Figure dataset records -
┌────────
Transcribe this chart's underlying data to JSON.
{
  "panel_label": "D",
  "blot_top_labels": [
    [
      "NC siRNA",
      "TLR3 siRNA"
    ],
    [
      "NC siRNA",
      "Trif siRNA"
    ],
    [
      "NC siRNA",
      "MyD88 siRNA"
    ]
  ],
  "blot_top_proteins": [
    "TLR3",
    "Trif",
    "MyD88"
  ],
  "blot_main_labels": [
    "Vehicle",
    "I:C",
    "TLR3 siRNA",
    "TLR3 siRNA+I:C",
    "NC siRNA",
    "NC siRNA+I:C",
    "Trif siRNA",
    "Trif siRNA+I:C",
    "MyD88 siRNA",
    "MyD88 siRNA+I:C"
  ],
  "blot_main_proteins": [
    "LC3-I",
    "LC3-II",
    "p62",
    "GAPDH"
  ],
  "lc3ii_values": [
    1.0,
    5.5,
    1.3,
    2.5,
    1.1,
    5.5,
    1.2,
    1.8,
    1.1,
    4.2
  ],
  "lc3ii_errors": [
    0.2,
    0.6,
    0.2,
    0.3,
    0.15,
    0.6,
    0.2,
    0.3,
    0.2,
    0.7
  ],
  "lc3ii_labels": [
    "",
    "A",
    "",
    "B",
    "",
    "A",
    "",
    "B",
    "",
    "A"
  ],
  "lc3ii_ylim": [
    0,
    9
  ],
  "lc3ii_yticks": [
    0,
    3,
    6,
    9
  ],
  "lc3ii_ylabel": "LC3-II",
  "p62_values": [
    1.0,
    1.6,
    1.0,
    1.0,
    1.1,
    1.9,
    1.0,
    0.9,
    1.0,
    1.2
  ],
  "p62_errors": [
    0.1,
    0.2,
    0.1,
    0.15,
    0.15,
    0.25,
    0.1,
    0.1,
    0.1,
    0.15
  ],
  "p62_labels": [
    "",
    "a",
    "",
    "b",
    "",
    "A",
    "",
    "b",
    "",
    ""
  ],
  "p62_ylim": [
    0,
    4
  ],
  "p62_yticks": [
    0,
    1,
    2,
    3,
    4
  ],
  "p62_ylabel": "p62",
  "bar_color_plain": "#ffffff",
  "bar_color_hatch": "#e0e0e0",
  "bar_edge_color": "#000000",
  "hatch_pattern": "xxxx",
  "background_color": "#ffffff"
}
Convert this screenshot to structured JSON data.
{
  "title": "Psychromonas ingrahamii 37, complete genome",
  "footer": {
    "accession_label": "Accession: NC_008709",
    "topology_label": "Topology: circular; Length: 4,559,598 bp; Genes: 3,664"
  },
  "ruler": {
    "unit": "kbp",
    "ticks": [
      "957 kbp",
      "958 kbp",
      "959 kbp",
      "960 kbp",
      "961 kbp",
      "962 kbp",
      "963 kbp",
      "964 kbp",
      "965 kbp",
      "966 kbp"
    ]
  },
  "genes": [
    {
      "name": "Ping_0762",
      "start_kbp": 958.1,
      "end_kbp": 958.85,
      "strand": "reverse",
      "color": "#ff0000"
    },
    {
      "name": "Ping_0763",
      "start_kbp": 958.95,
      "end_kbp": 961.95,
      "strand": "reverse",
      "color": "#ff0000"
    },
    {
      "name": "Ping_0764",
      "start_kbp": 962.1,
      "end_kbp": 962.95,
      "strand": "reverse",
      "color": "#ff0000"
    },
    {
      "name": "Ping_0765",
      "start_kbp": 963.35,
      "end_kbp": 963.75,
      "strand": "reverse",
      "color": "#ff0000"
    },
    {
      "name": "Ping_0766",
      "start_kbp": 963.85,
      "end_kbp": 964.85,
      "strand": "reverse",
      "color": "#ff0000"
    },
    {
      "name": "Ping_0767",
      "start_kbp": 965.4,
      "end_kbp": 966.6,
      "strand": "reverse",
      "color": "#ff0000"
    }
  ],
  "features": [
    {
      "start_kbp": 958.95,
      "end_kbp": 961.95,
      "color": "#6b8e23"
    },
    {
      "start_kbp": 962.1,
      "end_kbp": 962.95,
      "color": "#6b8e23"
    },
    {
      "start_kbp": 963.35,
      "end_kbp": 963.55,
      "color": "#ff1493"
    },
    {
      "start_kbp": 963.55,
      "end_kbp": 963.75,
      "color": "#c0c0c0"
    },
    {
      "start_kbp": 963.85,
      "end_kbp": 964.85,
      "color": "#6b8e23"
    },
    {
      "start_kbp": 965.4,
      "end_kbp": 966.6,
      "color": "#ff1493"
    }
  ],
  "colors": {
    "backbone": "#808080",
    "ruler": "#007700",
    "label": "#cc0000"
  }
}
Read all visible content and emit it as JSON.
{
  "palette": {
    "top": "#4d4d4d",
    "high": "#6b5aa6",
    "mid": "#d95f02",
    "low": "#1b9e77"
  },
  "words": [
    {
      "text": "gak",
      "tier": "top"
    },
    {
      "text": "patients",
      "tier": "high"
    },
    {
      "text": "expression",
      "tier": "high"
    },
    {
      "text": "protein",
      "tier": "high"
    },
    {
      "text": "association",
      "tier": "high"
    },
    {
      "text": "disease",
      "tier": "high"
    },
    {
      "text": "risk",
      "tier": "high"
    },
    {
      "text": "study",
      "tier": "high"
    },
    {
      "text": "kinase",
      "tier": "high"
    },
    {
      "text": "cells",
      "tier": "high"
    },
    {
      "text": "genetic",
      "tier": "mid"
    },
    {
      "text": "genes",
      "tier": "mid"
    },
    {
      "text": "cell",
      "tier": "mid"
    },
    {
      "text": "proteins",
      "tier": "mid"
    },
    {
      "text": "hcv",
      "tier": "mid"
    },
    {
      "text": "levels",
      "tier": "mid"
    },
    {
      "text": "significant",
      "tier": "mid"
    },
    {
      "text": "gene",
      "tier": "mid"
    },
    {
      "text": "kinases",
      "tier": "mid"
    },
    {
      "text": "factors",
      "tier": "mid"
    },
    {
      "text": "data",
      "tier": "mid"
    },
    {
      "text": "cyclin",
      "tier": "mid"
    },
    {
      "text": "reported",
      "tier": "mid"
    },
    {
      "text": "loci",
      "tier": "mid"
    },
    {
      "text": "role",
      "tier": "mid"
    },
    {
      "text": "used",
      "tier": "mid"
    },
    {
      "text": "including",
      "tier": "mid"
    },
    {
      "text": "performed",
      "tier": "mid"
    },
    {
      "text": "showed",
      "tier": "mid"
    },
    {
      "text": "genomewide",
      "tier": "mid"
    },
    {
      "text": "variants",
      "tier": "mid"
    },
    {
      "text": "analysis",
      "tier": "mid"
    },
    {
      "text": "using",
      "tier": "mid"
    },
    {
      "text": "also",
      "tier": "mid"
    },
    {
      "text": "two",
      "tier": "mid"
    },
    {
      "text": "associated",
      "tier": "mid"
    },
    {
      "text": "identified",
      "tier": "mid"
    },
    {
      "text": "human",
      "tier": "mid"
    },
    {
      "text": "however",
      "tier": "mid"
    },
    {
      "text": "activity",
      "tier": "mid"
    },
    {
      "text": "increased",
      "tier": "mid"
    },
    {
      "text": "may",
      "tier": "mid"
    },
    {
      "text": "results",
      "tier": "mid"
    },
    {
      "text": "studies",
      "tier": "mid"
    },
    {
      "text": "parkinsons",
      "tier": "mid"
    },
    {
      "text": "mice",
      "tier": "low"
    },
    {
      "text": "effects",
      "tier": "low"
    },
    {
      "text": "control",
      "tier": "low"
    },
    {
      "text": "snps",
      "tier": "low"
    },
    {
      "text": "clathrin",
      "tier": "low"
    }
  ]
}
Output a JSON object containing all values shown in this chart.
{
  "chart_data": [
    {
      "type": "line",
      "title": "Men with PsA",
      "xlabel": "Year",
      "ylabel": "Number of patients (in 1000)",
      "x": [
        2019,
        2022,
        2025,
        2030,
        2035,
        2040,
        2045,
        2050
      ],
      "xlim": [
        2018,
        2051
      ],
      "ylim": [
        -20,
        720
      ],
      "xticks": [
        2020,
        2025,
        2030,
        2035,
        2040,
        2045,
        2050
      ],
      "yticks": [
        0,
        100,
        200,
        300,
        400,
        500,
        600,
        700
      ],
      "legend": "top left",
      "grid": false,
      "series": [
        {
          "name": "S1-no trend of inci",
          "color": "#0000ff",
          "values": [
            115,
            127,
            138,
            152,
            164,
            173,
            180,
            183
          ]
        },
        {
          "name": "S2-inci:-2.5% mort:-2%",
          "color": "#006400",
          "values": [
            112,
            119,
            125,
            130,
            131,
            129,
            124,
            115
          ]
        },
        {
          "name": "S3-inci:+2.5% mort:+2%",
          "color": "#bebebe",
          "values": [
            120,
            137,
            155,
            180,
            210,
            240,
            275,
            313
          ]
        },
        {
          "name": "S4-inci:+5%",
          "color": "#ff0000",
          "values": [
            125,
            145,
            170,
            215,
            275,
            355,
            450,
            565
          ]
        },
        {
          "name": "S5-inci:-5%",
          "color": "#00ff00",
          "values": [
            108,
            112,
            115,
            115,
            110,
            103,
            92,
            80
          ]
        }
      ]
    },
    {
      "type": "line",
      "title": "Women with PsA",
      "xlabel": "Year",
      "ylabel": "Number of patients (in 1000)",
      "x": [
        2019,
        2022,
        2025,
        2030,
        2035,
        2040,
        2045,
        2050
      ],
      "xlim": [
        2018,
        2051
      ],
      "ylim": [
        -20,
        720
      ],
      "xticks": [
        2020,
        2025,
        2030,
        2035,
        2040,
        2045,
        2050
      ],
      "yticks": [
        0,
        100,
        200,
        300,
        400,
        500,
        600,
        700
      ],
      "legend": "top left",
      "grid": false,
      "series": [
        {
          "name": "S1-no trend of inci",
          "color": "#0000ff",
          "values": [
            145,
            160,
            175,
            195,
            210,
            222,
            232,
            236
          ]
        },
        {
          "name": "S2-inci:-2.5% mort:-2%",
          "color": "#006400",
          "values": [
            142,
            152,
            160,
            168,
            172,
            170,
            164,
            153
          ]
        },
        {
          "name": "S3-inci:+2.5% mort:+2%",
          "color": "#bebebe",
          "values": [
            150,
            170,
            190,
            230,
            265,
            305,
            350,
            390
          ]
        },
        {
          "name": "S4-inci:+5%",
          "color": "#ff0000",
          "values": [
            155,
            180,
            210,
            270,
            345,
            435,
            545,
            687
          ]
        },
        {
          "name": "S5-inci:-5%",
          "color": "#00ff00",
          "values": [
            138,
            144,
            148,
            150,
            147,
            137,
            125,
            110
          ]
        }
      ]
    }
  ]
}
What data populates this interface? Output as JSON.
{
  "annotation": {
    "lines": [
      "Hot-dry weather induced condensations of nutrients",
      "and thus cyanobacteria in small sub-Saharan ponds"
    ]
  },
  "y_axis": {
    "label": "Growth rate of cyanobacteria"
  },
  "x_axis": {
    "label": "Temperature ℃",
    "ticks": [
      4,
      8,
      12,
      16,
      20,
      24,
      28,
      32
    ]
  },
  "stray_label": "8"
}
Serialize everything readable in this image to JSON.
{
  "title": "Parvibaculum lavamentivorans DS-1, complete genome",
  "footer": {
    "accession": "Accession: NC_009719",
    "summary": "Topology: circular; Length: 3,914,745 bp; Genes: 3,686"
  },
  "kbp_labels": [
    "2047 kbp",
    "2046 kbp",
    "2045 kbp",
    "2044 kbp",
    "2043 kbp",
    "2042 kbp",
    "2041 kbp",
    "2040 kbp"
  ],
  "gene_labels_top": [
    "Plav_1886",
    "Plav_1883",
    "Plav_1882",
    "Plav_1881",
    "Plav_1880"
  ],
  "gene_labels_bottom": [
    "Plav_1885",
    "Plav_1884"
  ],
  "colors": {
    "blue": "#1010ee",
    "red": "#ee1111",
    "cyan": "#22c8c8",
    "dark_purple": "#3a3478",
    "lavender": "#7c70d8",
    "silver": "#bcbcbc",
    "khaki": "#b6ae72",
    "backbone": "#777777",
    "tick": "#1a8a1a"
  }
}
└────────
Your objective -
Whenever a line in the entries above includes the word "JSON", pull that line out.

Written response -
Transcribe this chart's underlying data to JSON.
Convert this screenshot to structured JSON data.
Read all visible content and emit it as JSON.
Output a JSON object containing all values shown in this chart.
What data populates this interface? Output as JSON.
Serialize everything readable in this image to JSON.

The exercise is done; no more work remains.